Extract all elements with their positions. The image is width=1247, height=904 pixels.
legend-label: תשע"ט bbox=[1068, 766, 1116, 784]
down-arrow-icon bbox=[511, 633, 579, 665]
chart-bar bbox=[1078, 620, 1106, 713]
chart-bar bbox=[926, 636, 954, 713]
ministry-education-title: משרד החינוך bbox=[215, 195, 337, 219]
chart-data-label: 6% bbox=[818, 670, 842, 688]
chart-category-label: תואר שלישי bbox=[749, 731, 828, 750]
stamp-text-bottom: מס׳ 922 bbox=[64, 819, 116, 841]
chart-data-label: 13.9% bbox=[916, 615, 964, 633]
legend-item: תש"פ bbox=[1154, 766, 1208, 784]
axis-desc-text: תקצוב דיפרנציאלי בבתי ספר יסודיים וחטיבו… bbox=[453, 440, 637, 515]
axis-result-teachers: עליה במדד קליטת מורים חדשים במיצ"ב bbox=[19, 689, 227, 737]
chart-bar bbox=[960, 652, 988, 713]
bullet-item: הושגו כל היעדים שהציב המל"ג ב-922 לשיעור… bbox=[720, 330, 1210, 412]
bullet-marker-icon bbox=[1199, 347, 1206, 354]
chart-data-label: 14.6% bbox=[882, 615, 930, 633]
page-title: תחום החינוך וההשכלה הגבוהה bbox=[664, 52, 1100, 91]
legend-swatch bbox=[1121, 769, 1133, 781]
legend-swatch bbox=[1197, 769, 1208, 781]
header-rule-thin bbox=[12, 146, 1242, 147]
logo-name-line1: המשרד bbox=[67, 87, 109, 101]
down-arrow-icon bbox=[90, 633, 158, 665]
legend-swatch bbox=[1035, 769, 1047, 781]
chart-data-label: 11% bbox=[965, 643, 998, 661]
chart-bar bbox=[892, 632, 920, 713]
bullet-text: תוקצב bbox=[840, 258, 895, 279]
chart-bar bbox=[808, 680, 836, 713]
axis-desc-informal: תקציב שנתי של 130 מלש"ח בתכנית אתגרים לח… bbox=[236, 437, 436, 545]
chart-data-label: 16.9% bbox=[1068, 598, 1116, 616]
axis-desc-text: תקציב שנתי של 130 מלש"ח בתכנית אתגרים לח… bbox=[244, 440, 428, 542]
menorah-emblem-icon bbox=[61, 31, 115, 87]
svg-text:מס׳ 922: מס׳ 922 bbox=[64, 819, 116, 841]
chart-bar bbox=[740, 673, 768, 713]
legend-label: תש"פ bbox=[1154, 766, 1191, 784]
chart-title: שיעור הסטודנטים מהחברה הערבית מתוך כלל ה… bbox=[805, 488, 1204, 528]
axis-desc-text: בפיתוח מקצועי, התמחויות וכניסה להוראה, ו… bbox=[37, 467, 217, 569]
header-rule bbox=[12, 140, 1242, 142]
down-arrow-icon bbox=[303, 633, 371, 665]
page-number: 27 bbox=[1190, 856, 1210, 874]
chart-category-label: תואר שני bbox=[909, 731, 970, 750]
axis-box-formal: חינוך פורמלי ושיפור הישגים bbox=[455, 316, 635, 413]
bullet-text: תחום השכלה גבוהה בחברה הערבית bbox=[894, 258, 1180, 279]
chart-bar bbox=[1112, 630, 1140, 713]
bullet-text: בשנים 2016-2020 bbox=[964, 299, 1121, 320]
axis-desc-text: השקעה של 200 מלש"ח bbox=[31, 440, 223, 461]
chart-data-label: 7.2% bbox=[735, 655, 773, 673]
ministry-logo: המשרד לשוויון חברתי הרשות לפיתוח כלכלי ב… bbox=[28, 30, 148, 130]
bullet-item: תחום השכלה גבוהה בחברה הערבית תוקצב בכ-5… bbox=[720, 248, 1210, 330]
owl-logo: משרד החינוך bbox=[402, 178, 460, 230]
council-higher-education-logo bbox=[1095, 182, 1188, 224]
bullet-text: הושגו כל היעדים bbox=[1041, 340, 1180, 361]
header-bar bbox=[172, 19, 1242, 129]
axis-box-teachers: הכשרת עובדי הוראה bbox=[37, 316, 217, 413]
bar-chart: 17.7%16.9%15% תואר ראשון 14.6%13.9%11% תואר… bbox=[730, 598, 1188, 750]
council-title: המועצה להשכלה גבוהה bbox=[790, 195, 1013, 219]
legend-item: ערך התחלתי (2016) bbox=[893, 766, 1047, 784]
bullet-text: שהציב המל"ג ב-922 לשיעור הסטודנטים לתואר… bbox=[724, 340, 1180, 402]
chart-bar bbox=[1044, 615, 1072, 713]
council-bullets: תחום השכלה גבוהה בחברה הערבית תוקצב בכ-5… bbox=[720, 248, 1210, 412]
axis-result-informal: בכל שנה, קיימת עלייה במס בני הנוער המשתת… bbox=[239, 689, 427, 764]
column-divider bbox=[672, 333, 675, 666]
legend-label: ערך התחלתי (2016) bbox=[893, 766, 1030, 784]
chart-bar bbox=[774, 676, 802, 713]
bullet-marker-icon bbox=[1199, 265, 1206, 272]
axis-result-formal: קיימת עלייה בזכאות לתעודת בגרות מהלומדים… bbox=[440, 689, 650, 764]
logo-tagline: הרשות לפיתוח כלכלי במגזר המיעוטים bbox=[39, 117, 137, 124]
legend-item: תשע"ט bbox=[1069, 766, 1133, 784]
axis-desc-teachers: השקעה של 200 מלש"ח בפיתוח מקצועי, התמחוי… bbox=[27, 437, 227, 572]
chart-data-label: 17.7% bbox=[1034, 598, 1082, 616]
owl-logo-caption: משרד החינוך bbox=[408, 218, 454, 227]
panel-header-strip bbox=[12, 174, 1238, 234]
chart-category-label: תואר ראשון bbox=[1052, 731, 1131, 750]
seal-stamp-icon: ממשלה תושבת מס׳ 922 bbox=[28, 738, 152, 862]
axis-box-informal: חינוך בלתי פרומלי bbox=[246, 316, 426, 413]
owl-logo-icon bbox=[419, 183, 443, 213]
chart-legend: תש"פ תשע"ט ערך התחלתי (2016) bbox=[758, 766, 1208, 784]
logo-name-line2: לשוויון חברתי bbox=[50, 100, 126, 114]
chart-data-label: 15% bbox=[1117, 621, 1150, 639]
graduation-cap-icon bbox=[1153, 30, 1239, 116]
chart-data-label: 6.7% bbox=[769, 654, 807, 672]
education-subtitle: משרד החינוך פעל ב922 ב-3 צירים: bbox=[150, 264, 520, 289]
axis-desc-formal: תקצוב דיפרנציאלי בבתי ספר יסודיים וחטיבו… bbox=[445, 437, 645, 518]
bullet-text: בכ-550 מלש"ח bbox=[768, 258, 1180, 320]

====

▸ PROBLEM TO WORK ON
Reproduce every line of the records above, character for character.

▸ ANSWER
Extract all elements with their positions. The image is width=1247, height=904 pixels.
legend-label: תשע"ט bbox=[1068, 766, 1116, 784]
down-arrow-icon bbox=[511, 633, 579, 665]
chart-bar bbox=[1078, 620, 1106, 713]
chart-bar bbox=[926, 636, 954, 713]
ministry-education-title: משרד החינוך bbox=[215, 195, 337, 219]
chart-data-label: 6% bbox=[818, 670, 842, 688]
chart-category-label: תואר שלישי bbox=[749, 731, 828, 750]
stamp-text-bottom: מס׳ 922 bbox=[64, 819, 116, 841]
chart-data-label: 13.9% bbox=[916, 615, 964, 633]
legend-item: תש"פ bbox=[1154, 766, 1208, 784]
axis-desc-text: תקצוב דיפרנציאלי בבתי ספר יסודיים וחטיבו… bbox=[453, 440, 637, 515]
axis-result-teachers: עליה במדד קליטת מורים חדשים במיצ"ב bbox=[19, 689, 227, 737]
chart-bar bbox=[960, 652, 988, 713]
bullet-item: הושגו כל היעדים שהציב המל"ג ב-922 לשיעור… bbox=[720, 330, 1210, 412]
bullet-marker-icon bbox=[1199, 347, 1206, 354]
chart-data-label: 14.6% bbox=[882, 615, 930, 633]
page-title: תחום החינוך וההשכלה הגבוהה bbox=[664, 52, 1100, 91]
legend-swatch bbox=[1121, 769, 1133, 781]
legend-swatch bbox=[1197, 769, 1208, 781]
header-rule-thin bbox=[12, 146, 1242, 147]
logo-name-line1: המשרד bbox=[67, 87, 109, 101]
down-arrow-icon bbox=[90, 633, 158, 665]
legend-swatch bbox=[1035, 769, 1047, 781]
chart-data-label: 11% bbox=[965, 643, 998, 661]
chart-bar bbox=[892, 632, 920, 713]
bullet-text: תוקצב bbox=[840, 258, 895, 279]
chart-bar bbox=[808, 680, 836, 713]
axis-desc-informal: תקציב שנתי של 130 מלש"ח בתכנית אתגרים לח… bbox=[236, 437, 436, 545]
chart-data-label: 16.9% bbox=[1068, 598, 1116, 616]
axis-desc-text: תקציב שנתי של 130 מלש"ח בתכנית אתגרים לח… bbox=[244, 440, 428, 542]
menorah-emblem-icon bbox=[61, 31, 115, 87]
svg-text:מס׳ 922: מס׳ 922 bbox=[64, 819, 116, 841]
chart-bar bbox=[740, 673, 768, 713]
legend-label: תש"פ bbox=[1154, 766, 1191, 784]
chart-title: שיעור הסטודנטים מהחברה הערבית מתוך כלל ה… bbox=[805, 488, 1204, 528]
axis-desc-text: בפיתוח מקצועי, התמחויות וכניסה להוראה, ו… bbox=[37, 467, 217, 569]
header-rule bbox=[12, 140, 1242, 142]
down-arrow-icon bbox=[303, 633, 371, 665]
page-number: 27 bbox=[1190, 856, 1210, 874]
chart-category-label: תואר שני bbox=[909, 731, 970, 750]
axis-box-formal: חינוך פורמלי ושיפור הישגים bbox=[455, 316, 635, 413]
bullet-text: תחום השכלה גבוהה בחברה הערבית bbox=[894, 258, 1180, 279]
chart-bar bbox=[1112, 630, 1140, 713]
bullet-text: בשנים 2016-2020 bbox=[964, 299, 1121, 320]
axis-desc-text: השקעה של 200 מלש"ח bbox=[31, 440, 223, 461]
chart-data-label: 7.2% bbox=[735, 655, 773, 673]
ministry-logo: המשרד לשוויון חברתי הרשות לפיתוח כלכלי ב… bbox=[28, 30, 148, 130]
bullet-item: תחום השכלה גבוהה בחברה הערבית תוקצב בכ-5… bbox=[720, 248, 1210, 330]
owl-logo: משרד החינוך bbox=[402, 178, 460, 230]
council-higher-education-logo bbox=[1095, 182, 1188, 224]
bullet-text: הושגו כל היעדים bbox=[1041, 340, 1180, 361]
header-bar bbox=[172, 19, 1242, 129]
axis-box-teachers: הכשרת עובדי הוראה bbox=[37, 316, 217, 413]
bar-chart: 17.7%16.9%15% תואר ראשון 14.6%13.9%11% תואר… bbox=[730, 598, 1188, 750]
council-title: המועצה להשכלה גבוהה bbox=[790, 195, 1013, 219]
legend-item: ערך התחלתי (2016) bbox=[893, 766, 1047, 784]
bullet-text: שהציב המל"ג ב-922 לשיעור הסטודנטים לתואר… bbox=[724, 340, 1180, 402]
chart-bar bbox=[1044, 615, 1072, 713]
council-bullets: תחום השכלה גבוהה בחברה הערבית תוקצב בכ-5… bbox=[720, 248, 1210, 412]
axis-result-informal: בכל שנה, קיימת עלייה במס בני הנוער המשתת… bbox=[239, 689, 427, 764]
column-divider bbox=[672, 333, 675, 666]
legend-label: ערך התחלתי (2016) bbox=[893, 766, 1030, 784]
chart-bar bbox=[774, 676, 802, 713]
bullet-marker-icon bbox=[1199, 265, 1206, 272]
axis-result-formal: קיימת עלייה בזכאות לתעודת בגרות מהלומדים… bbox=[440, 689, 650, 764]
logo-tagline: הרשות לפיתוח כלכלי במגזר המיעוטים bbox=[39, 117, 137, 124]
legend-item: תשע"ט bbox=[1069, 766, 1133, 784]
axis-desc-teachers: השקעה של 200 מלש"ח בפיתוח מקצועי, התמחוי… bbox=[27, 437, 227, 572]
chart-data-label: 17.7% bbox=[1034, 598, 1082, 616]
owl-logo-caption: משרד החינוך bbox=[408, 218, 454, 227]
panel-header-strip bbox=[12, 174, 1238, 234]
chart-category-label: תואר ראשון bbox=[1052, 731, 1131, 750]
seal-stamp-icon: ממשלה תושבת מס׳ 922 bbox=[28, 738, 152, 862]
axis-box-informal: חינוך בלתי פרומלי bbox=[246, 316, 426, 413]
owl-logo-icon bbox=[419, 183, 443, 213]
chart-legend: תש"פ תשע"ט ערך התחלתי (2016) bbox=[758, 766, 1208, 784]
logo-name-line2: לשוויון חברתי bbox=[50, 100, 126, 114]
chart-data-label: 15% bbox=[1117, 621, 1150, 639]
graduation-cap-icon bbox=[1153, 30, 1239, 116]
chart-data-label: 6.7% bbox=[769, 654, 807, 672]
education-subtitle: משרד החינוך פעל ב922 ב-3 צירים: bbox=[150, 264, 520, 289]
axis-desc-formal: תקצוב דיפרנציאלי בבתי ספר יסודיים וחטיבו… bbox=[445, 437, 645, 518]
bullet-text: בכ-550 מלש"ח bbox=[768, 258, 1180, 320]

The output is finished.